§ What to work on
Check each line of the listing, and copy it if it contains the word "title".

§ Data excerpts
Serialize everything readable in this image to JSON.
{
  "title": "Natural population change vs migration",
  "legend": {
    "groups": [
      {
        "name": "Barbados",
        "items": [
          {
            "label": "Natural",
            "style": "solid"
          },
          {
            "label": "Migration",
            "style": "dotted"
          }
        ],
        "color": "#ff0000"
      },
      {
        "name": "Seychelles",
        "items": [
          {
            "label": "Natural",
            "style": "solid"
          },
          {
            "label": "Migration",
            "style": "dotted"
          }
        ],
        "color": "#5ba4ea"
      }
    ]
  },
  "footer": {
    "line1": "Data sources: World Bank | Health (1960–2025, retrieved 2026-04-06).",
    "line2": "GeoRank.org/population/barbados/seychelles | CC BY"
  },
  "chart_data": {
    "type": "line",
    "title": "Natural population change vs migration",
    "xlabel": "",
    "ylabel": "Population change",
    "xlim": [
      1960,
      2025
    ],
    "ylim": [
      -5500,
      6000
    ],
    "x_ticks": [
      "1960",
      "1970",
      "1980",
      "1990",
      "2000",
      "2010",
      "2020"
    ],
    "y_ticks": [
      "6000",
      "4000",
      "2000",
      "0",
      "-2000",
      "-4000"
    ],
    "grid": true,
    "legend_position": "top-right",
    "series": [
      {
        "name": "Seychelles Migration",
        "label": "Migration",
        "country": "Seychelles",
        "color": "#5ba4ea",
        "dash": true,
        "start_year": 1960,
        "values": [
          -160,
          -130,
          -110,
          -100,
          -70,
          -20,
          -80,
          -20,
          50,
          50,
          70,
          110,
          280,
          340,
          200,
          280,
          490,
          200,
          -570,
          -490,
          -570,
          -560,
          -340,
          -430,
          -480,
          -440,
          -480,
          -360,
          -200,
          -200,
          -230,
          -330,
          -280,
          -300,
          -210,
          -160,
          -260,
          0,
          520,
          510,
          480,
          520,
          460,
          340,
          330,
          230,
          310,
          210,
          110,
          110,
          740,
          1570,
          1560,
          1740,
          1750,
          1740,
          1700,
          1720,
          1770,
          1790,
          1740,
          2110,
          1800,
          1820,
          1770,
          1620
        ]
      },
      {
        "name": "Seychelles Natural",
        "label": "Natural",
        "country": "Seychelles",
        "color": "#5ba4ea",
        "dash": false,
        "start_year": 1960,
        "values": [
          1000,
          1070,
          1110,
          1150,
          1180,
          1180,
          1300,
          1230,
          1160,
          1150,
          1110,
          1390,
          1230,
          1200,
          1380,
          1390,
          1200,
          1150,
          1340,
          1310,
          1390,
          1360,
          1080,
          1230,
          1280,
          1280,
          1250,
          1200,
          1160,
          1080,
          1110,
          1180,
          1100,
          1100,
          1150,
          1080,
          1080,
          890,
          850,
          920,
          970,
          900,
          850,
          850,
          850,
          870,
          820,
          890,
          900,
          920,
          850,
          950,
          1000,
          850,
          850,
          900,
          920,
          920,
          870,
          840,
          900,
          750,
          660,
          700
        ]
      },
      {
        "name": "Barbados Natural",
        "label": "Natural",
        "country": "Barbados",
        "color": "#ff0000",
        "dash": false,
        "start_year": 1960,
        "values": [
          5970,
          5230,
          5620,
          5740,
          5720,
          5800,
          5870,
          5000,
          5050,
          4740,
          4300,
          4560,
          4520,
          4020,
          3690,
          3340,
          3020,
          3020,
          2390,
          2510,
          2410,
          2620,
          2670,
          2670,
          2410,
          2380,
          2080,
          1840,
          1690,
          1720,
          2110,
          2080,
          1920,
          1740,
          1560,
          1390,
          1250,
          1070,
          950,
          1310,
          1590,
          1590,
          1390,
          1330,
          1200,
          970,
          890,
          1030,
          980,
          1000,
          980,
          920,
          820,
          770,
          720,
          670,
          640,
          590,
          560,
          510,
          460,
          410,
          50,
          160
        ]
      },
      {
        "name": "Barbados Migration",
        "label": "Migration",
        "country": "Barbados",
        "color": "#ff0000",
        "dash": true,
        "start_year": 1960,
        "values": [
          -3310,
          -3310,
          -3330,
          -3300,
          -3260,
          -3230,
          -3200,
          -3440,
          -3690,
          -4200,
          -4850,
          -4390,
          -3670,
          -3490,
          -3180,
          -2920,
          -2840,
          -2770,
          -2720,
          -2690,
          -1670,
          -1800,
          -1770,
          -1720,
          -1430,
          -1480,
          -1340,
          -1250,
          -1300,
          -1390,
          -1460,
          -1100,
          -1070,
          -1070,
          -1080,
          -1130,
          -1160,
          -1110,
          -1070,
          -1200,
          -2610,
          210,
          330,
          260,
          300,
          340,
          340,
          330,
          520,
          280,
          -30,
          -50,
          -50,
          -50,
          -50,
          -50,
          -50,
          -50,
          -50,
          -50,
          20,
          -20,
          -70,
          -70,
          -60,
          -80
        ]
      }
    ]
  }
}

§ Final result
  "title": "Natural population change vs migration",
    "title": "Natural population change vs migration",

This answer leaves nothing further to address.